= The data =
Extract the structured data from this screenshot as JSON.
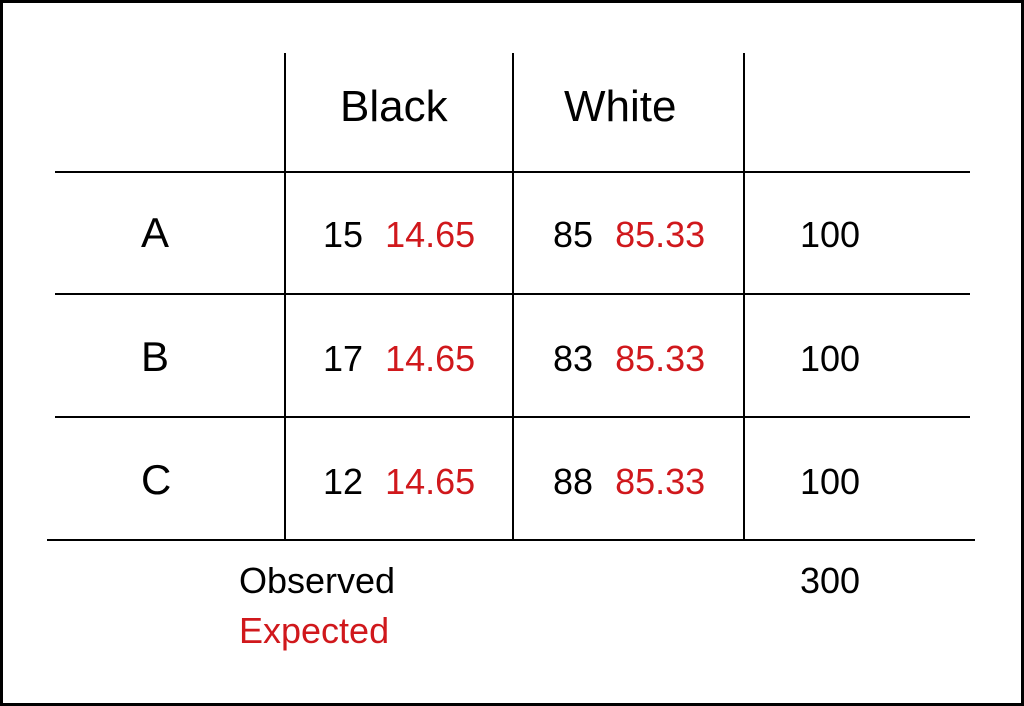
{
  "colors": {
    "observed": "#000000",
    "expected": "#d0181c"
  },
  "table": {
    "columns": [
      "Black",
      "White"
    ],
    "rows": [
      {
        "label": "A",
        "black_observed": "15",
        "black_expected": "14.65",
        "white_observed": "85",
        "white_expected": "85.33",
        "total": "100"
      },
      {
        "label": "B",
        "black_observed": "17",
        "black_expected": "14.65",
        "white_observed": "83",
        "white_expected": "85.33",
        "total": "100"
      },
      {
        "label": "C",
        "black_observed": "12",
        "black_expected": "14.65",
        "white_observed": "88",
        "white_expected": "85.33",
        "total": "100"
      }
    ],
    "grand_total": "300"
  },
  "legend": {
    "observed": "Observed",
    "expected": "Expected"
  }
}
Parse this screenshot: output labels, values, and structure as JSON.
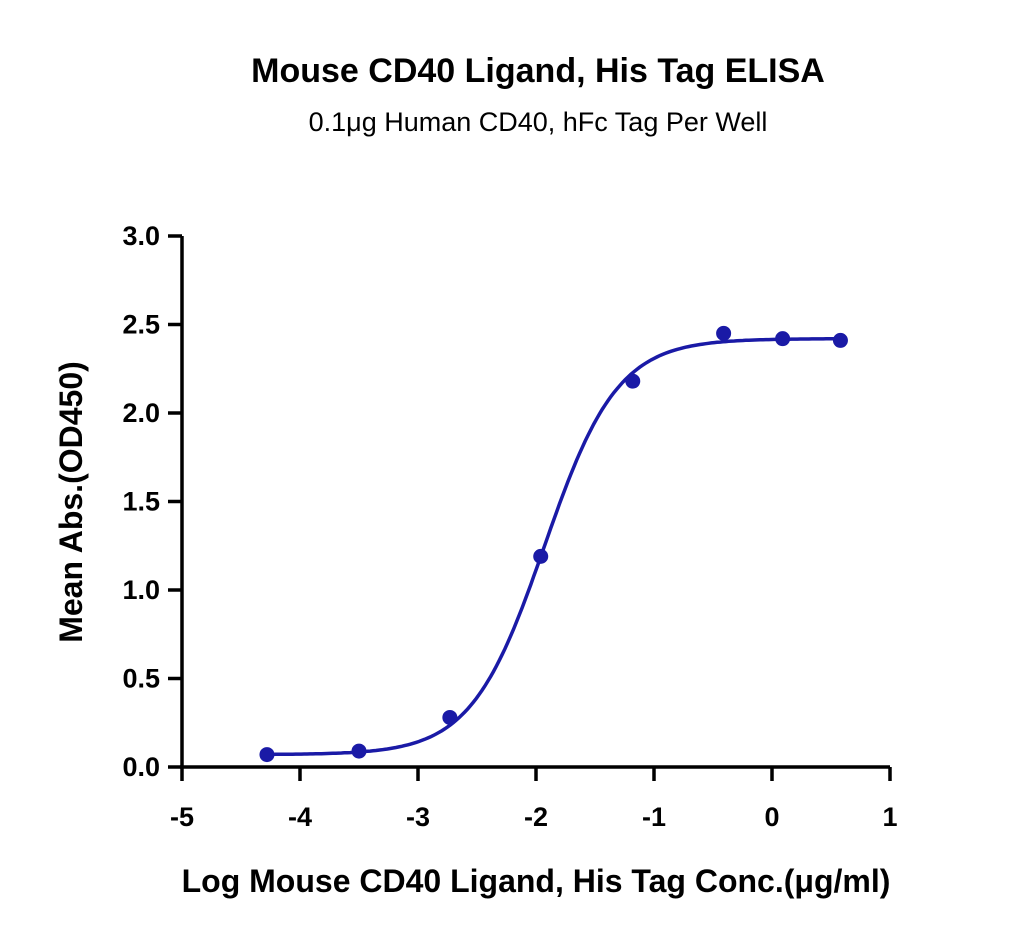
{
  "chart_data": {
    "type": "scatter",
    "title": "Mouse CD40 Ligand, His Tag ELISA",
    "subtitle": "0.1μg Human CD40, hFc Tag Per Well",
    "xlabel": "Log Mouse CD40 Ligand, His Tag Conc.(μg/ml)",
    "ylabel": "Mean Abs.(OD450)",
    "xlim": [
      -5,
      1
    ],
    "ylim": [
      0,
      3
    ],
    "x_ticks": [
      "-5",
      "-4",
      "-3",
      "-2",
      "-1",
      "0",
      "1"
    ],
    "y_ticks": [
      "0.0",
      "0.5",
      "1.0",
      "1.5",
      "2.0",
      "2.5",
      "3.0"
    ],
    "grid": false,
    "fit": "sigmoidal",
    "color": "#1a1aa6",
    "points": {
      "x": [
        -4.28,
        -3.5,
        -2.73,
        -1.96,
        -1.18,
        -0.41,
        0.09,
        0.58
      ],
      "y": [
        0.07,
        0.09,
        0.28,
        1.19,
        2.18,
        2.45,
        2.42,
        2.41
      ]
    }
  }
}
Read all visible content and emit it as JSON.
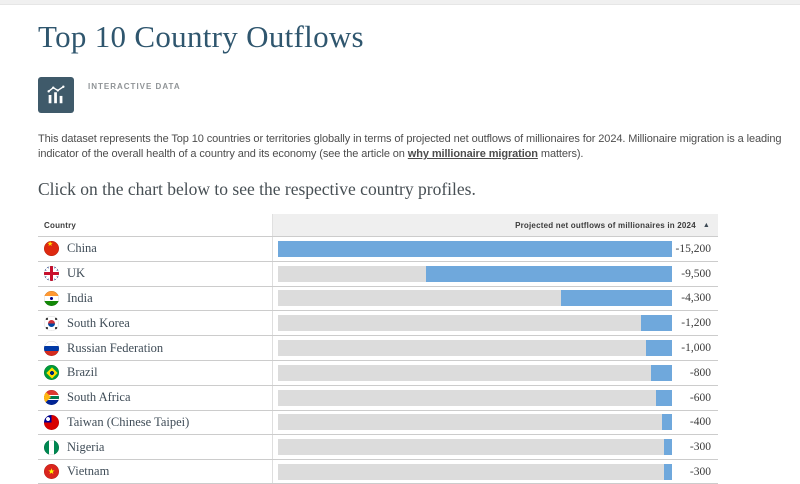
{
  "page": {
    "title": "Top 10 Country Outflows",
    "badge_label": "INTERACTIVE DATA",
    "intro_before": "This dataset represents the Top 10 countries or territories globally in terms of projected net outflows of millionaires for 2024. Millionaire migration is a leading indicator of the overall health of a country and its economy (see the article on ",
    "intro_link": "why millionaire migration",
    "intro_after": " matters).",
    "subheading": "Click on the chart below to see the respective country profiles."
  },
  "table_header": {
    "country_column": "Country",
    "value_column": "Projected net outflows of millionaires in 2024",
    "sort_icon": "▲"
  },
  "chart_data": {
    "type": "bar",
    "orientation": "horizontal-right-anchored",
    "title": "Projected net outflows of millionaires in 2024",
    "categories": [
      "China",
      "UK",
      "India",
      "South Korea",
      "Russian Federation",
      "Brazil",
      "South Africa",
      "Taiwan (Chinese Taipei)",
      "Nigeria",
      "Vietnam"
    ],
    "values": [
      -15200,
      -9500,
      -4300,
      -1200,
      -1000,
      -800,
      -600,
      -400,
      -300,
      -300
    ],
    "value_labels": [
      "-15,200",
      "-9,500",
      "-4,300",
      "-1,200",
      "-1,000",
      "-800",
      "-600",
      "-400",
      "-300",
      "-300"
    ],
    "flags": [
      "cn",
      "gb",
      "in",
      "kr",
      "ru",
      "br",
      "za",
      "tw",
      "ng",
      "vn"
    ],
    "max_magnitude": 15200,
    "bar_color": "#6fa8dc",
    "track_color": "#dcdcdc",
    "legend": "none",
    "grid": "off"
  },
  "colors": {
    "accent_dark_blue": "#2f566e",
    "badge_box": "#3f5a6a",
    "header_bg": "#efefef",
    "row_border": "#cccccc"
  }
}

= Requirement =
Make an exact copy of the whole listing, but don't bring over any pictures.

= Completed task =
Extract the structured data from this screenshot as JSON.
{
  "colors": {
    "observed": "#000000",
    "expected": "#d0181c"
  },
  "table": {
    "columns": [
      "Black",
      "White"
    ],
    "rows": [
      {
        "label": "A",
        "black_observed": "15",
        "black_expected": "14.65",
        "white_observed": "85",
        "white_expected": "85.33",
        "total": "100"
      },
      {
        "label": "B",
        "black_observed": "17",
        "black_expected": "14.65",
        "white_observed": "83",
        "white_expected": "85.33",
        "total": "100"
      },
      {
        "label": "C",
        "black_observed": "12",
        "black_expected": "14.65",
        "white_observed": "88",
        "white_expected": "85.33",
        "total": "100"
      }
    ],
    "grand_total": "300"
  },
  "legend": {
    "observed": "Observed",
    "expected": "Expected"
  }
}
Parse this screenshot: output labels, values, and structure as JSON.
{
  "chart_data": {
    "type": "scatter",
    "title": "Mouse CD40 Ligand, His Tag ELISA",
    "subtitle": "0.1μg Human CD40, hFc Tag Per Well",
    "xlabel": "Log Mouse CD40 Ligand, His Tag Conc.(μg/ml)",
    "ylabel": "Mean Abs.(OD450)",
    "xlim": [
      -5,
      1
    ],
    "ylim": [
      0,
      3
    ],
    "x_ticks": [
      "-5",
      "-4",
      "-3",
      "-2",
      "-1",
      "0",
      "1"
    ],
    "y_ticks": [
      "0.0",
      "0.5",
      "1.0",
      "1.5",
      "2.0",
      "2.5",
      "3.0"
    ],
    "grid": false,
    "fit": "sigmoidal",
    "color": "#1a1aa6",
    "points": {
      "x": [
        -4.28,
        -3.5,
        -2.73,
        -1.96,
        -1.18,
        -0.41,
        0.09,
        0.58
      ],
      "y": [
        0.07,
        0.09,
        0.28,
        1.19,
        2.18,
        2.45,
        2.42,
        2.41
      ]
    }
  }
}
Read all visible content and emit it as JSON.
{
  "page": {
    "title": "Top 10 Country Outflows",
    "badge_label": "INTERACTIVE DATA",
    "intro_before": "This dataset represents the Top 10 countries or territories globally in terms of projected net outflows of millionaires for 2024. Millionaire migration is a leading indicator of the overall health of a country and its economy (see the article on ",
    "intro_link": "why millionaire migration",
    "intro_after": " matters).",
    "subheading": "Click on the chart below to see the respective country profiles."
  },
  "table_header": {
    "country_column": "Country",
    "value_column": "Projected net outflows of millionaires in 2024",
    "sort_icon": "▲"
  },
  "chart_data": {
    "type": "bar",
    "orientation": "horizontal-right-anchored",
    "title": "Projected net outflows of millionaires in 2024",
    "categories": [
      "China",
      "UK",
      "India",
      "South Korea",
      "Russian Federation",
      "Brazil",
      "South Africa",
      "Taiwan (Chinese Taipei)",
      "Nigeria",
      "Vietnam"
    ],
    "values": [
      -15200,
      -9500,
      -4300,
      -1200,
      -1000,
      -800,
      -600,
      -400,
      -300,
      -300
    ],
    "value_labels": [
      "-15,200",
      "-9,500",
      "-4,300",
      "-1,200",
      "-1,000",
      "-800",
      "-600",
      "-400",
      "-300",
      "-300"
    ],
    "flags": [
      "cn",
      "gb",
      "in",
      "kr",
      "ru",
      "br",
      "za",
      "tw",
      "ng",
      "vn"
    ],
    "max_magnitude": 15200,
    "bar_color": "#6fa8dc",
    "track_color": "#dcdcdc",
    "legend": "none",
    "grid": "off"
  },
  "colors": {
    "accent_dark_blue": "#2f566e",
    "badge_box": "#3f5a6a",
    "header_bg": "#efefef",
    "row_border": "#cccccc"
  }
}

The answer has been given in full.